**What the task requires:**
Reproduce the passage on gene flow and long-distance dispersal of B. major word for word, with nothing changed or left out.

**Extract provided:**
Interestingly, FST values indicate that not only is there high gene flow among populations, but also that there is high gene flow within populations vis-à-vis arthropod host. More specifically, our data not only indicate a lack of host specificity, but also that genotypes of B. major readily exchange genetic information (i.e., undergo sexual reproduction) with other genotypes infecting phylogenetically distant arthropod hosts.
Our finding of the same genotype of B. major at collection sites 220 km apart suggests that long-distance movement of B. major genotypes is occurring. Longer distance dispersal of B. major could be accomplished via dispersal of infected hosts. Insects can disperse longer distances and infected migratory aphids are known to provide dispersal of entomophthoralean fungi [43]. Most entomophthoralean fungi actively eject asexual spores which can result in airborne dispersal of these pathogens [1]. Such dispersal has been documented during epizootics for several species [44–46] and long distance dispersal has been modelled for Entomophaga maimaiga based on spread of this introduced pathogen [47].

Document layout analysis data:
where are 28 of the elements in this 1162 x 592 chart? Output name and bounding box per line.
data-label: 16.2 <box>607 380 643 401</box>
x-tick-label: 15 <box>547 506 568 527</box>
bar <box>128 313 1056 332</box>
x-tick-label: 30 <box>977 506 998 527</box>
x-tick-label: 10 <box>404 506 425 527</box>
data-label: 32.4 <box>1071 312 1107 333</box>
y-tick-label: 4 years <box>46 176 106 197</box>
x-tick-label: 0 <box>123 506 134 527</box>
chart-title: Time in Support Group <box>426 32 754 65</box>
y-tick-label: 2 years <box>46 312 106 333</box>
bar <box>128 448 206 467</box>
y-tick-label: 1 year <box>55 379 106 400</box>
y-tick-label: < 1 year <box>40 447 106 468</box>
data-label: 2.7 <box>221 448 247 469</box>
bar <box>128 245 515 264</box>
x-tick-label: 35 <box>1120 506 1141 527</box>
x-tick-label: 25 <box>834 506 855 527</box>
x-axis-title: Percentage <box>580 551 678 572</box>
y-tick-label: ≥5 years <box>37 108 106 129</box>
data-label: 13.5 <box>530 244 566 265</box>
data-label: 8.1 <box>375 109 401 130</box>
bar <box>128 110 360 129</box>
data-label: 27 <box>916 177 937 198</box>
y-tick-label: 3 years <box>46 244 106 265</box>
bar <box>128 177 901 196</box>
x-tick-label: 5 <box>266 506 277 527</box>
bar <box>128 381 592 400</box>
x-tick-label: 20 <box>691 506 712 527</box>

**Written response:**
Interestingly, FST values indicate that not only is there high gene flow among populations, but also that there is high gene flow within populations vis-à-vis arthropod host. More specifically, our data not only indicate a lack of host specificity, but also that genotypes of B. major readily exchange genetic information (i.e., undergo sexual reproduction) with other genotypes infecting phylogenetically distant arthropod hosts.
Our finding of the same genotype of B. major at collection sites 220 km apart suggests that long-distance movement of B. major genotypes is occurring. Longer distance dispersal of B. major could be accomplished via dispersal of infected hosts. Insects can disperse longer distances and infected migratory aphids are known to provide dispersal of entomophthoralean fungi [43]. Most entomophthoralean fungi actively eject asexual spores which can result in airborne dispersal of these pathogens [1]. Such dispersal has been documented during epizootics for several species [44–46] and long distance dispersal has been modelled for Entomophaga maimaiga based on spread of this introduced pathogen [47].